▶ _Records supplied_
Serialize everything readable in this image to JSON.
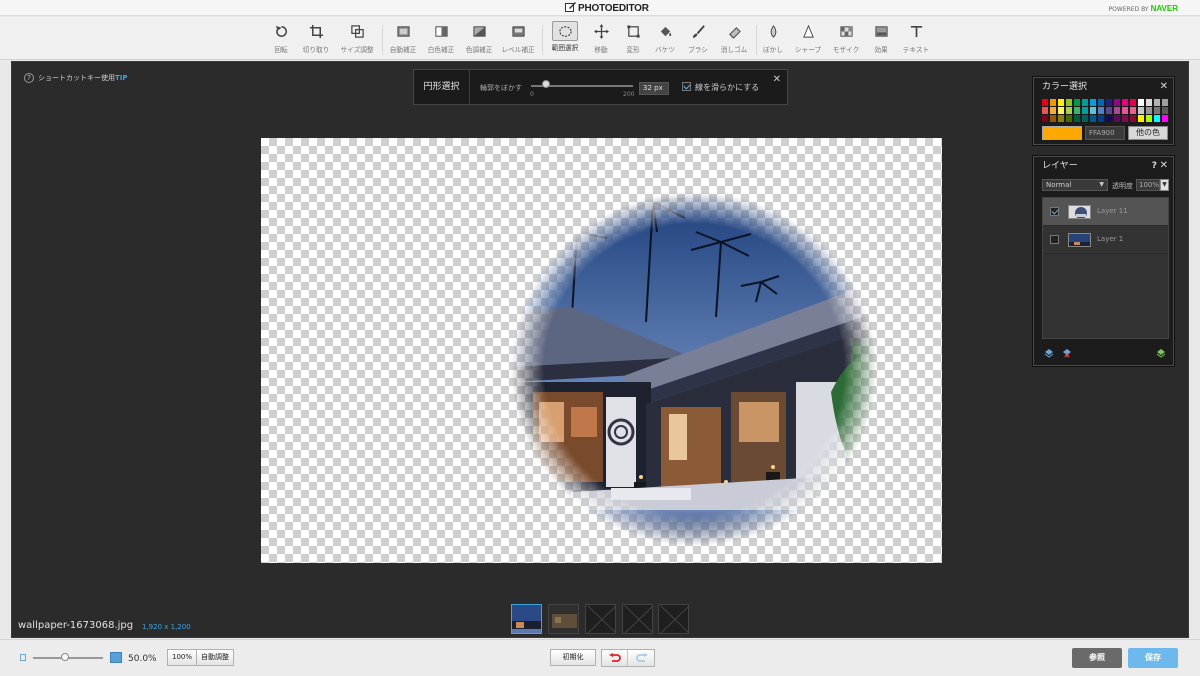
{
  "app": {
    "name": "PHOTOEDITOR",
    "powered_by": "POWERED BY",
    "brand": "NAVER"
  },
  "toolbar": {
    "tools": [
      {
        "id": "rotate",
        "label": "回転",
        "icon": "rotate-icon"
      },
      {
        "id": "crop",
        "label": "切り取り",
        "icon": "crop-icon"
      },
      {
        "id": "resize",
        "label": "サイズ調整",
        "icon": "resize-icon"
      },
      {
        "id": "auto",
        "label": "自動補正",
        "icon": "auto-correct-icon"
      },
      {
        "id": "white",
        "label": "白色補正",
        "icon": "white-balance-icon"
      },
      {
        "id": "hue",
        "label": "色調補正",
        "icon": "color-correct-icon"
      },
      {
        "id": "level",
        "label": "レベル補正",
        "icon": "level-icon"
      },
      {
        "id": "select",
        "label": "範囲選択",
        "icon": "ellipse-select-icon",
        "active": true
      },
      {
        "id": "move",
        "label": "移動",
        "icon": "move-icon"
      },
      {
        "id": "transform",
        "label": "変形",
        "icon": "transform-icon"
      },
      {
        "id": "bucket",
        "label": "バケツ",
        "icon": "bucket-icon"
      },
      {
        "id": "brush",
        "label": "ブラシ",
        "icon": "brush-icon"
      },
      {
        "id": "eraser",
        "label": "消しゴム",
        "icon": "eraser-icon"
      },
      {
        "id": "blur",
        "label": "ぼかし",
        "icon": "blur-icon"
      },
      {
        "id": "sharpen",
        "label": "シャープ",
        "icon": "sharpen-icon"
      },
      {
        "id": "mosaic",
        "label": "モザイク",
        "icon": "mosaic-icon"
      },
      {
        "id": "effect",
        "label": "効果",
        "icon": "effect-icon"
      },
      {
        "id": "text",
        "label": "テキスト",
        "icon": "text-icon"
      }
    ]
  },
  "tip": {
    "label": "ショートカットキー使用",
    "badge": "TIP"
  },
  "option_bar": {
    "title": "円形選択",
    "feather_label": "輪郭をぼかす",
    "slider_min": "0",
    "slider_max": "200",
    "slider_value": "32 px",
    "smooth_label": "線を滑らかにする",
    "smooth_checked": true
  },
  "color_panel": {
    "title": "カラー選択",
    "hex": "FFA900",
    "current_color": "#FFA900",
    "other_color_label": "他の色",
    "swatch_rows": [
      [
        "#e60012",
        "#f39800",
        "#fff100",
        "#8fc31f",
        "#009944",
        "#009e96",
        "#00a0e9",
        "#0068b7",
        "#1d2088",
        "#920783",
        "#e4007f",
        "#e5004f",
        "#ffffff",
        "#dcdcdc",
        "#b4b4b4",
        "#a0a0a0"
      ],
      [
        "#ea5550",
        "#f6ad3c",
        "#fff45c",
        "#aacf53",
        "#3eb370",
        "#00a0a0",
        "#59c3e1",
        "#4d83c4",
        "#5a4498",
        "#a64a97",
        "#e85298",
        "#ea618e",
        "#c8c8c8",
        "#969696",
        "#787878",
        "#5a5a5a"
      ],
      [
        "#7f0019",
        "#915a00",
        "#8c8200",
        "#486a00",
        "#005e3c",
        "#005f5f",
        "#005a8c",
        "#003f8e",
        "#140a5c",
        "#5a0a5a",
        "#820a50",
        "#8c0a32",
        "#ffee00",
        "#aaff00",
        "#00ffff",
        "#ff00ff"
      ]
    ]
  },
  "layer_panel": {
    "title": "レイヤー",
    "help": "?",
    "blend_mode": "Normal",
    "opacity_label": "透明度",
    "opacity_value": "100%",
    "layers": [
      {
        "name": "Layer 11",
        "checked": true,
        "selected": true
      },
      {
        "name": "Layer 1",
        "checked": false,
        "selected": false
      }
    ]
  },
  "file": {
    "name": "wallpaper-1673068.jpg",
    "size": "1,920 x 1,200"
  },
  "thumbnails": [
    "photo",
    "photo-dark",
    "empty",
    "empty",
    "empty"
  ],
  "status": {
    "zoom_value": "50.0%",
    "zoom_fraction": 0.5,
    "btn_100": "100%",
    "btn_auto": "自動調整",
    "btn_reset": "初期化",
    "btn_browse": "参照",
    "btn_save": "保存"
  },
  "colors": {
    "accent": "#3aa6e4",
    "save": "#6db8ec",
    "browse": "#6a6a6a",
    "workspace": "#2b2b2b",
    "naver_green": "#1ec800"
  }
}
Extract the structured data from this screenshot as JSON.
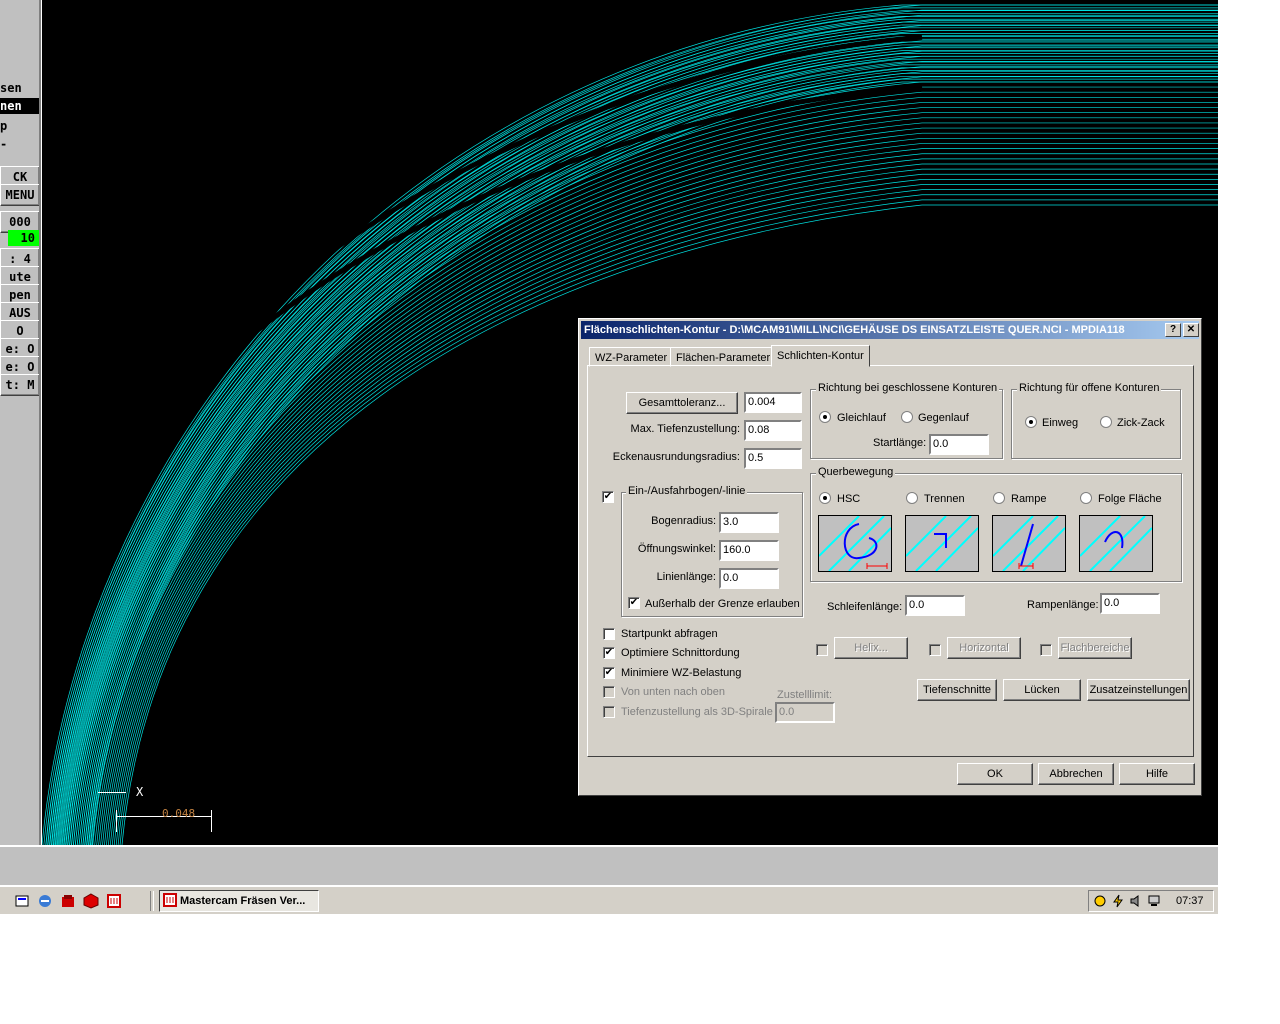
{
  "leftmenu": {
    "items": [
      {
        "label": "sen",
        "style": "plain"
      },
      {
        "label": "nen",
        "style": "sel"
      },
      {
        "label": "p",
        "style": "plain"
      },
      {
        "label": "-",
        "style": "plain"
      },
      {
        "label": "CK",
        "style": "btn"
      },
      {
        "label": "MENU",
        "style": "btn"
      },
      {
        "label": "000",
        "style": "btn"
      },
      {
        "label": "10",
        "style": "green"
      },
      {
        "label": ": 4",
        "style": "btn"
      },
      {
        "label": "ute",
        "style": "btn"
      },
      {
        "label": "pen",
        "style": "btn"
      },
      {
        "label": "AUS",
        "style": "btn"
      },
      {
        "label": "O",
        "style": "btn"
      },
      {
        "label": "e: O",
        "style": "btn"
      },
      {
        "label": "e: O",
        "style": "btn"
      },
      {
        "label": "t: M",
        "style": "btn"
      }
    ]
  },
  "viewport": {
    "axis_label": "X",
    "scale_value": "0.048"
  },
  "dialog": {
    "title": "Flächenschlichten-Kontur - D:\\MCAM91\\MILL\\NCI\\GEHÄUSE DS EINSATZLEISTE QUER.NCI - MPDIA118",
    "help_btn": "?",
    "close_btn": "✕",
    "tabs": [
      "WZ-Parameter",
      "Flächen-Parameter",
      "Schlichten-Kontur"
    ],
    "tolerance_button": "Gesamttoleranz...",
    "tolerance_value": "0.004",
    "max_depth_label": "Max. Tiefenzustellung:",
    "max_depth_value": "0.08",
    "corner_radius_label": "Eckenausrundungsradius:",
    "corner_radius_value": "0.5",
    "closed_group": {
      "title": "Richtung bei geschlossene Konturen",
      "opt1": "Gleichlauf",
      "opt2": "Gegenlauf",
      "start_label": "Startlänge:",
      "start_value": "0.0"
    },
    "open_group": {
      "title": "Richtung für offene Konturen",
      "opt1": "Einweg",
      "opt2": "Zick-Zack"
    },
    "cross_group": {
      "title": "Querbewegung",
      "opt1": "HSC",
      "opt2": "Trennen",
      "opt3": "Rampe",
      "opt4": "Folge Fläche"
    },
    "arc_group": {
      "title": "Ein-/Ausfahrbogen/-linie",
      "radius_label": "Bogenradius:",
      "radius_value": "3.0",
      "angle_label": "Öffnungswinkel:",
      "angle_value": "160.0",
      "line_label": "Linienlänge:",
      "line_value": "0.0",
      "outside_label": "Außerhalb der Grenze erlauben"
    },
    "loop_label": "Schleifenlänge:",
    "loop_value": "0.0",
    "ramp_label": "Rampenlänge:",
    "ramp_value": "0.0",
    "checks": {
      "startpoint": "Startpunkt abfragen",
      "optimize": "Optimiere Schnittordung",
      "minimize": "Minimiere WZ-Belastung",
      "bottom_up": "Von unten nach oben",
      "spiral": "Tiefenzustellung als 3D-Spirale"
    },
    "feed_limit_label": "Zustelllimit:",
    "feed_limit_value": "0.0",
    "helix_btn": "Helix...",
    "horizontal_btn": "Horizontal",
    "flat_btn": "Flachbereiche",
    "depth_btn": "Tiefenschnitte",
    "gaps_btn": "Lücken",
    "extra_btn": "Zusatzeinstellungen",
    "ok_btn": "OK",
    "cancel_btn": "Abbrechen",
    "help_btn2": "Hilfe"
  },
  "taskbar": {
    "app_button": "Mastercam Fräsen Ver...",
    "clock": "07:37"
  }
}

...

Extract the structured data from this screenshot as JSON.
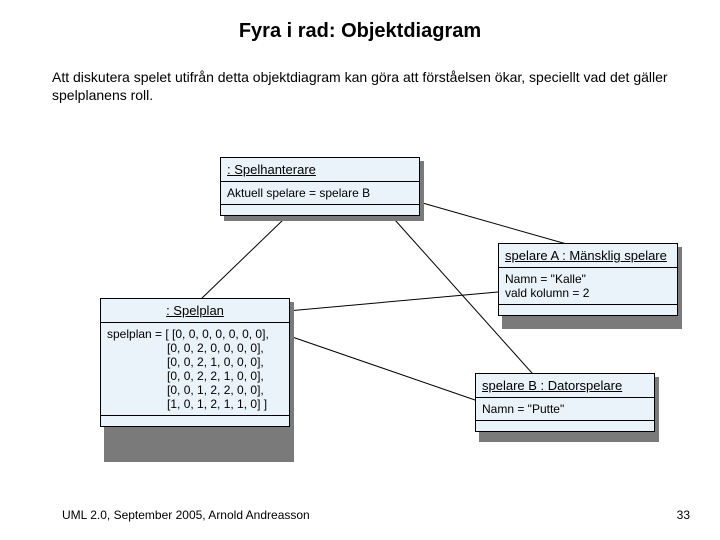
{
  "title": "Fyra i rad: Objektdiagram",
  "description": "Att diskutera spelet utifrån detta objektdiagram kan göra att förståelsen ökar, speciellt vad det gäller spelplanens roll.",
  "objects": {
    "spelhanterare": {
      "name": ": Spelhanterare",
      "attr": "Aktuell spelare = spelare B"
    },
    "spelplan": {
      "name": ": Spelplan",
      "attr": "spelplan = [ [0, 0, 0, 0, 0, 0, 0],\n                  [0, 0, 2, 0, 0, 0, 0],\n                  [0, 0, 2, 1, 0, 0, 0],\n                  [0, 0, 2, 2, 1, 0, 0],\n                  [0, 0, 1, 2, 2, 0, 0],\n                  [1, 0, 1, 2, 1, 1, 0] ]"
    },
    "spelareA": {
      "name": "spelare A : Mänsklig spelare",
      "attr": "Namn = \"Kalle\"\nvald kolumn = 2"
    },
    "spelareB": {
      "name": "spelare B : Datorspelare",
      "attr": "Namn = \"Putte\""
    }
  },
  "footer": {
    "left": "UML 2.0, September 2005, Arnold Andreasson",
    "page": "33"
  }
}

▶ _Stated exercise_
Go over the data above and copy every line that has the word "correct" in it.

▶ _Response below_
        "icon": "auto-correct-icon"
        "icon": "color-correct-icon"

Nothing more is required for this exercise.